- [TASK INSTRUCTIONS] Select lines where the word "tidak" appears.

- [GIVEN ENTRIES]
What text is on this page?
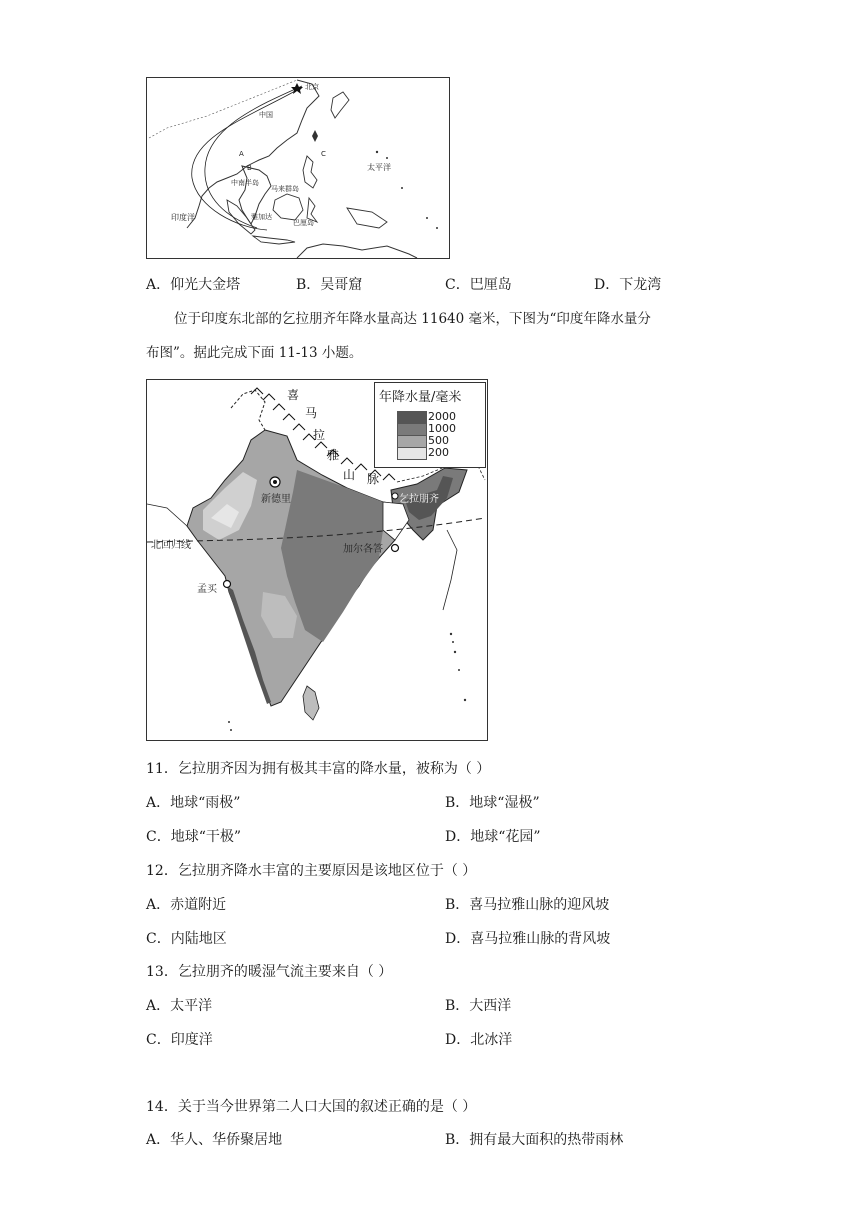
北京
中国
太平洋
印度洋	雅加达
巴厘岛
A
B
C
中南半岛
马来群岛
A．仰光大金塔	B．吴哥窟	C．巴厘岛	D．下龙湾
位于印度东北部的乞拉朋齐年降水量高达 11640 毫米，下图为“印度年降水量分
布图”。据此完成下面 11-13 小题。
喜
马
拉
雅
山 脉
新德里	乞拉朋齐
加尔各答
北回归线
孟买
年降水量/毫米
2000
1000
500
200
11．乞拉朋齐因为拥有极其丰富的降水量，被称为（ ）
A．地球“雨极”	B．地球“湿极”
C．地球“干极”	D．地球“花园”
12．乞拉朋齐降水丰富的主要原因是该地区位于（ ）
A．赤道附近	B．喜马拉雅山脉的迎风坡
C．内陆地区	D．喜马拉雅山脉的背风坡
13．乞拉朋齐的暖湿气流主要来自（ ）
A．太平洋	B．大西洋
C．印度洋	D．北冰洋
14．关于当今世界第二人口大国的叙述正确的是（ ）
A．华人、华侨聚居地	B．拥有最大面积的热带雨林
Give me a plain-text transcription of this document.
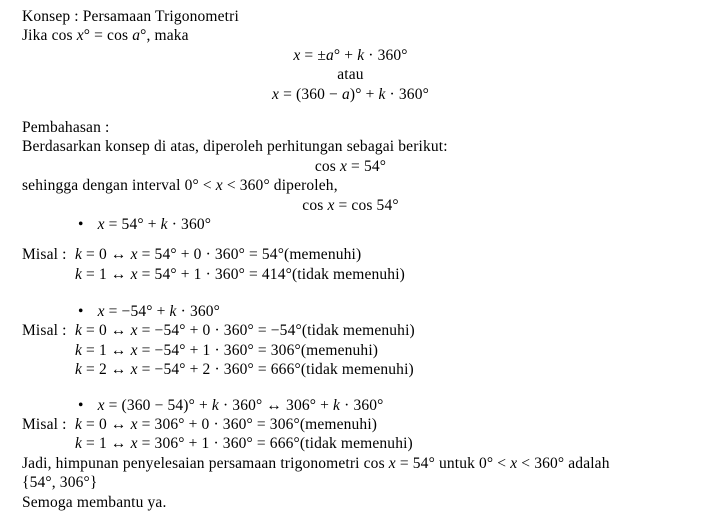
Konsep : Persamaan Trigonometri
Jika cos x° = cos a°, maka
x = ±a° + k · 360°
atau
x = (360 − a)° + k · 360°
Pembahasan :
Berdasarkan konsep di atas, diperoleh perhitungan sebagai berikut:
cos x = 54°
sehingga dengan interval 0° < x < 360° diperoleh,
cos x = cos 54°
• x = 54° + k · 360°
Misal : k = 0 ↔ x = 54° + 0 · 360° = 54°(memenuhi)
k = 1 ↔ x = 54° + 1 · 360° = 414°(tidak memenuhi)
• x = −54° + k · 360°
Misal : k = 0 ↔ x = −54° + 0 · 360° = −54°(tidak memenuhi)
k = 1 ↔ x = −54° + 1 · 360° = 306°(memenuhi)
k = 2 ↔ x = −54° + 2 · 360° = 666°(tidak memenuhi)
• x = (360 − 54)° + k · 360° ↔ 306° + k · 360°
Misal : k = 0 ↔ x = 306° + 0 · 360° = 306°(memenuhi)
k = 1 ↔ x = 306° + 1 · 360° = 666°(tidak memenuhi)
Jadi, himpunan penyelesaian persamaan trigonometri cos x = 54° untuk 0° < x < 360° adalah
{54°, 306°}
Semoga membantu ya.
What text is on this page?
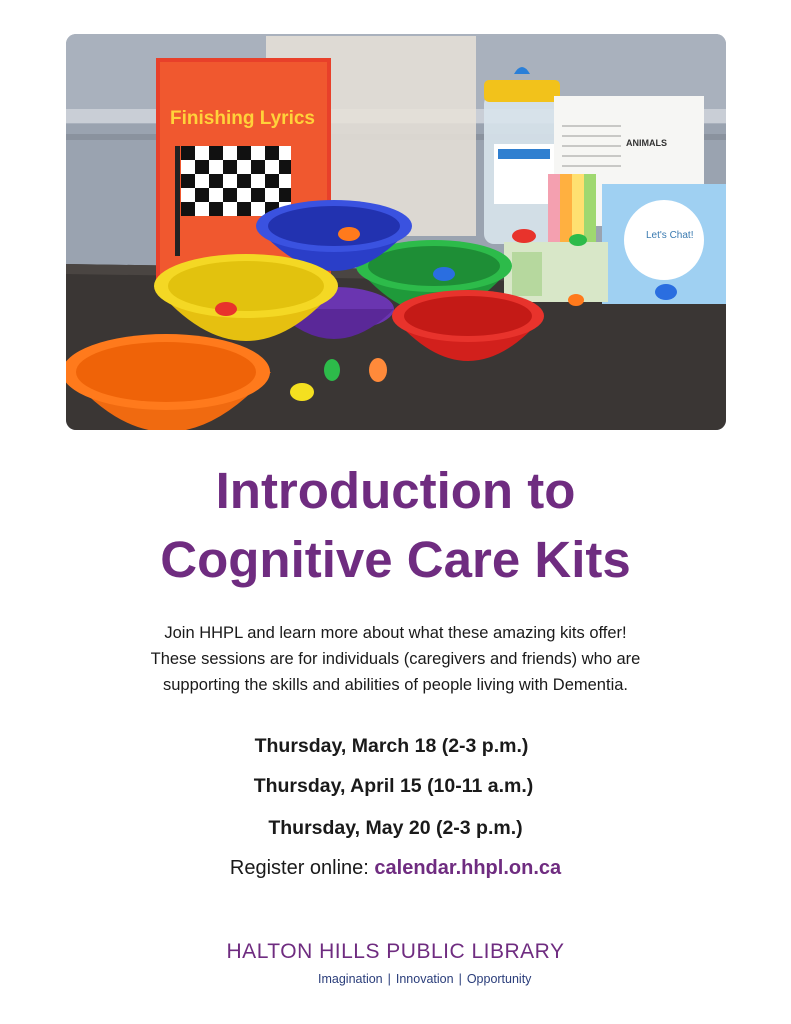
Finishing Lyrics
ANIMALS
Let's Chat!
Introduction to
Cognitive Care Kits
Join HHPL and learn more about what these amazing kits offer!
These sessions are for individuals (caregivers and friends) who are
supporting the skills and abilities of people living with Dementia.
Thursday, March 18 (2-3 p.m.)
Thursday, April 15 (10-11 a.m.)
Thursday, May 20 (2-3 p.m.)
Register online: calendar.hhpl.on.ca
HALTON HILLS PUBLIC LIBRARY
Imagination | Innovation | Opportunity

==

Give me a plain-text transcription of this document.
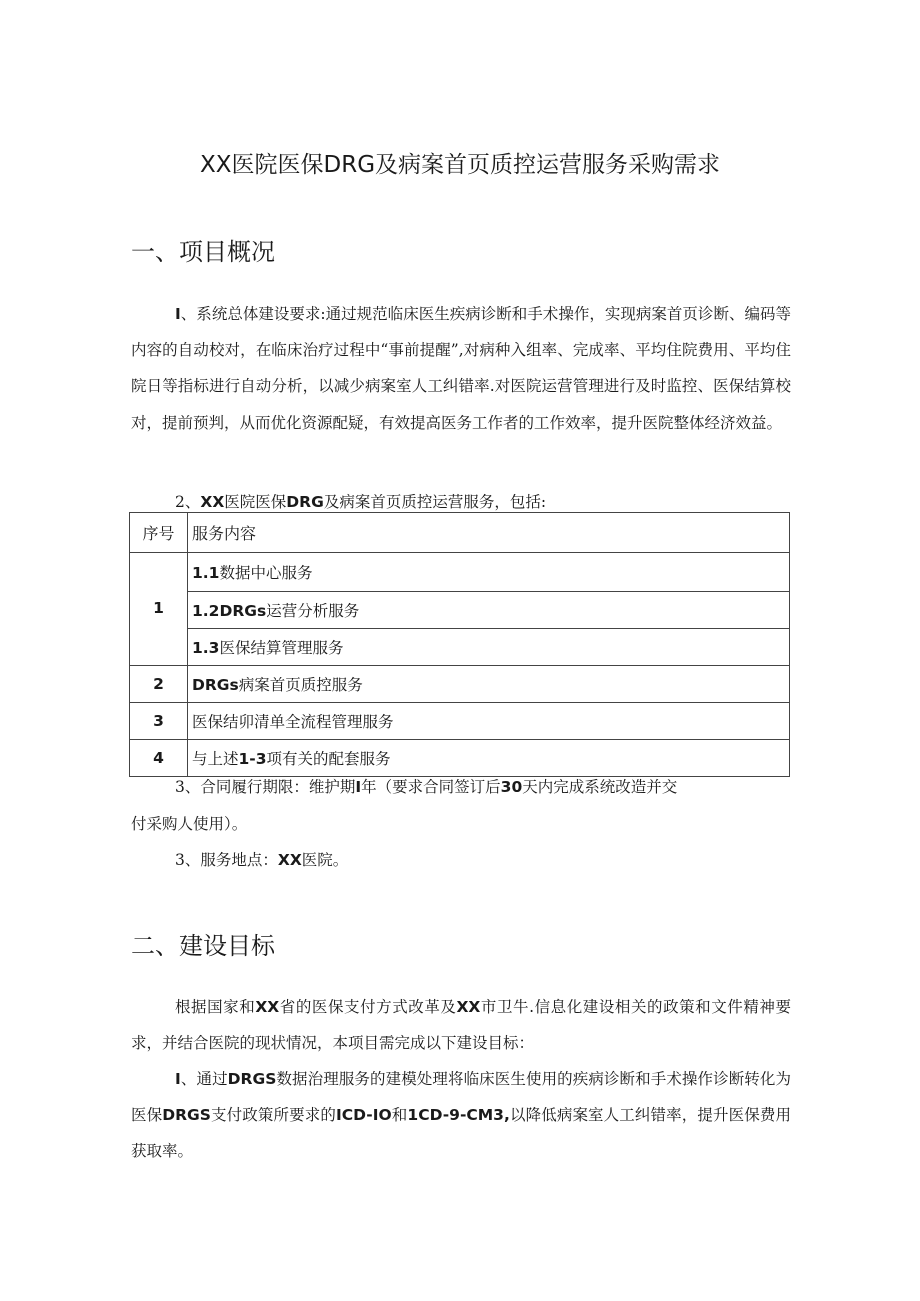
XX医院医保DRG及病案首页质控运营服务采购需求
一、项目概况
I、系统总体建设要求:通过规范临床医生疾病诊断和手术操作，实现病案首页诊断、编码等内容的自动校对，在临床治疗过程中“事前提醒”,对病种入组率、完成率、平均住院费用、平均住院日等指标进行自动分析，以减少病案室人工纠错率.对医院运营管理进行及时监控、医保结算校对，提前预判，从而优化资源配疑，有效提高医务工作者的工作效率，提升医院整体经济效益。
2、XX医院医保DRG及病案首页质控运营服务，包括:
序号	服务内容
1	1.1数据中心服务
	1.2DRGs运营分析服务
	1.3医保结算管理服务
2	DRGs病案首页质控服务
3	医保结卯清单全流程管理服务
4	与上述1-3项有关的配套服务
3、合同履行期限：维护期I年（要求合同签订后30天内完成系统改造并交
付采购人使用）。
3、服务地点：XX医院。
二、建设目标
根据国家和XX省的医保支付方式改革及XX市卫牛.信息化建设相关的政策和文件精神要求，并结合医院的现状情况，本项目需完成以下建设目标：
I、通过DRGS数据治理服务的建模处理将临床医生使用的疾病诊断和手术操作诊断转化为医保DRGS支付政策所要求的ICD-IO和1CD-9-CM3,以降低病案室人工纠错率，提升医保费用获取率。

- [EXERCISE SOLUTION]
k = 1 ↔ x = 54° + 1 · 360° = 414°(tidak memenuhi)
Misal : k = 0 ↔ x = −54° + 0 · 360° = −54°(tidak memenuhi)
k = 2 ↔ x = −54° + 2 · 360° = 666°(tidak memenuhi)
k = 1 ↔ x = 306° + 1 · 360° = 666°(tidak memenuhi)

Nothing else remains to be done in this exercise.